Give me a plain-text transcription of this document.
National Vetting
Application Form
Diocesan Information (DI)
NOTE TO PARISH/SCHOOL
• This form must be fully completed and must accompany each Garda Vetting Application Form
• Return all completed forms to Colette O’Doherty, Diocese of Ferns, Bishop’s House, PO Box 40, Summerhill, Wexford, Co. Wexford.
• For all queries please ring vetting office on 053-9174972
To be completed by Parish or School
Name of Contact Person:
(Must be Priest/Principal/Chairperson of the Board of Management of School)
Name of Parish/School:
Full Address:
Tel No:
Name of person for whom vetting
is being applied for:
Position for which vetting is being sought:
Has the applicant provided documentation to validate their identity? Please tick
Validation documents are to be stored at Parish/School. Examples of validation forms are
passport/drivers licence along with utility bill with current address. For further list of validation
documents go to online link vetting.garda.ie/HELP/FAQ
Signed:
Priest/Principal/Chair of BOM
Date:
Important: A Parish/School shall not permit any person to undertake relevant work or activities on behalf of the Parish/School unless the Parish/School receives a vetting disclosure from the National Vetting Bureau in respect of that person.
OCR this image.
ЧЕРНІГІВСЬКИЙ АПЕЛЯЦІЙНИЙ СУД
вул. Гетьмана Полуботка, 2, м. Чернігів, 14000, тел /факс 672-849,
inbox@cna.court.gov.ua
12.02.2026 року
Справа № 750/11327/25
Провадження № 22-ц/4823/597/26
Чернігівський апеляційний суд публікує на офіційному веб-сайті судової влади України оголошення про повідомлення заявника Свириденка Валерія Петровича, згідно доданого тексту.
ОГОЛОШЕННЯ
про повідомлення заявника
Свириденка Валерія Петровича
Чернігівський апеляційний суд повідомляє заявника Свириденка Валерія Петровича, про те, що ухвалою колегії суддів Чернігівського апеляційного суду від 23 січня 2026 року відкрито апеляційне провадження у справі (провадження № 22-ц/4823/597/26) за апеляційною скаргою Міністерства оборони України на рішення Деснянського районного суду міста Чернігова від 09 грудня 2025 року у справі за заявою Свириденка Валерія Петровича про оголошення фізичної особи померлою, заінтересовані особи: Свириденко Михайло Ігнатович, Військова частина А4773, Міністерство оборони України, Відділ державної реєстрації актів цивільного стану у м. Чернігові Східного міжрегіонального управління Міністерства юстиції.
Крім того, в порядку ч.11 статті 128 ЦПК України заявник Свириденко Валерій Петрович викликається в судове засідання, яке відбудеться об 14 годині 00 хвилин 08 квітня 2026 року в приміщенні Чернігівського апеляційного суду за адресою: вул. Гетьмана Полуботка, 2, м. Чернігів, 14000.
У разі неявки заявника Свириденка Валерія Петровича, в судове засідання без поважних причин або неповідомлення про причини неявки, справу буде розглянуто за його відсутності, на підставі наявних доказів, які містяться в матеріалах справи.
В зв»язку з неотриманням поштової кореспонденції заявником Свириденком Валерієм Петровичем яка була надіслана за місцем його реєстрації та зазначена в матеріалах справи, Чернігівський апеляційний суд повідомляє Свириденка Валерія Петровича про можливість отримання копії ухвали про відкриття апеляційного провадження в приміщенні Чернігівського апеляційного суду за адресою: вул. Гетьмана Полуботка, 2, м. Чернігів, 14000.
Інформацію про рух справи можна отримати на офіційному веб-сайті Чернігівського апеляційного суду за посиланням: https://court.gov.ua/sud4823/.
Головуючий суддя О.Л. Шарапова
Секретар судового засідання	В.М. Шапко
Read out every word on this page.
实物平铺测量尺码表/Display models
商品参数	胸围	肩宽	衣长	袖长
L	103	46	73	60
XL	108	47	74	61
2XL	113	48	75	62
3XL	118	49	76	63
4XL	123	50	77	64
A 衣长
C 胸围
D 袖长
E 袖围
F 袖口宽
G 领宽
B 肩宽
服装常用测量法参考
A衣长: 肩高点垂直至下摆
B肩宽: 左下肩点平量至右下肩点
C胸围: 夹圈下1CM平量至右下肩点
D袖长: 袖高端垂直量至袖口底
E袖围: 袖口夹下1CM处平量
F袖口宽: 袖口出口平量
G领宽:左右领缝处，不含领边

§ **WORK TO DO**
Write out every line of the records exactly.

§ **FULL OUTPUT**
Give me a plain-text transcription of this document.
National Vetting
Application Form
Diocesan Information (DI)
NOTE TO PARISH/SCHOOL
• This form must be fully completed and must accompany each Garda Vetting Application Form
• Return all completed forms to Colette O’Doherty, Diocese of Ferns, Bishop’s House, PO Box 40, Summerhill, Wexford, Co. Wexford.
• For all queries please ring vetting office on 053-9174972
To be completed by Parish or School
Name of Contact Person:
(Must be Priest/Principal/Chairperson of the Board of Management of School)
Name of Parish/School:
Full Address:
Tel No:
Name of person for whom vetting
is being applied for:
Position for which vetting is being sought:
Has the applicant provided documentation to validate their identity? Please tick
Validation documents are to be stored at Parish/School. Examples of validation forms are
passport/drivers licence along with utility bill with current address. For further list of validation
documents go to online link vetting.garda.ie/HELP/FAQ
Signed:
Priest/Principal/Chair of BOM
Date:
Important: A Parish/School shall not permit any person to undertake relevant work or activities on behalf of the Parish/School unless the Parish/School receives a vetting disclosure from the National Vetting Bureau in respect of that person.
OCR this image.
ЧЕРНІГІВСЬКИЙ АПЕЛЯЦІЙНИЙ СУД
вул. Гетьмана Полуботка, 2, м. Чернігів, 14000, тел /факс 672-849,
inbox@cna.court.gov.ua
12.02.2026 року
Справа № 750/11327/25
Провадження № 22-ц/4823/597/26
Чернігівський апеляційний суд публікує на офіційному веб-сайті судової влади України оголошення про повідомлення заявника Свириденка Валерія Петровича, згідно доданого тексту.
ОГОЛОШЕННЯ
про повідомлення заявника
Свириденка Валерія Петровича
Чернігівський апеляційний суд повідомляє заявника Свириденка Валерія Петровича, про те, що ухвалою колегії суддів Чернігівського апеляційного суду від 23 січня 2026 року відкрито апеляційне провадження у справі (провадження № 22-ц/4823/597/26) за апеляційною скаргою Міністерства оборони України на рішення Деснянського районного суду міста Чернігова від 09 грудня 2025 року у справі за заявою Свириденка Валерія Петровича про оголошення фізичної особи померлою, заінтересовані особи: Свириденко Михайло Ігнатович, Військова частина А4773, Міністерство оборони України, Відділ державної реєстрації актів цивільного стану у м. Чернігові Східного міжрегіонального управління Міністерства юстиції.
Крім того, в порядку ч.11 статті 128 ЦПК України заявник Свириденко Валерій Петрович викликається в судове засідання, яке відбудеться об 14 годині 00 хвилин 08 квітня 2026 року в приміщенні Чернігівського апеляційного суду за адресою: вул. Гетьмана Полуботка, 2, м. Чернігів, 14000.
У разі неявки заявника Свириденка Валерія Петровича, в судове засідання без поважних причин або неповідомлення про причини неявки, справу буде розглянуто за його відсутності, на підставі наявних доказів, які містяться в матеріалах справи.
В зв»язку з неотриманням поштової кореспонденції заявником Свириденком Валерієм Петровичем яка була надіслана за місцем його реєстрації та зазначена в матеріалах справи, Чернігівський апеляційний суд повідомляє Свириденка Валерія Петровича про можливість отримання копії ухвали про відкриття апеляційного провадження в приміщенні Чернігівського апеляційного суду за адресою: вул. Гетьмана Полуботка, 2, м. Чернігів, 14000.
Інформацію про рух справи можна отримати на офіційному веб-сайті Чернігівського апеляційного суду за посиланням: https://court.gov.ua/sud4823/.
Головуючий суддя О.Л. Шарапова
Секретар судового засідання	В.М. Шапко
Read out every word on this page.
实物平铺测量尺码表/Display models
商品参数	胸围	肩宽	衣长	袖长
L	103	46	73	60
XL	108	47	74	61
2XL	113	48	75	62
3XL	118	49	76	63
4XL	123	50	77	64
A 衣长
C 胸围
D 袖长
E 袖围
F 袖口宽
G 领宽
B 肩宽
服装常用测量法参考
A衣长: 肩高点垂直至下摆
B肩宽: 左下肩点平量至右下肩点
C胸围: 夹圈下1CM平量至右下肩点
D袖长: 袖高端垂直量至袖口底
E袖围: 袖口夹下1CM处平量
F袖口宽: 袖口出口平量
G领宽:左右领缝处，不含领边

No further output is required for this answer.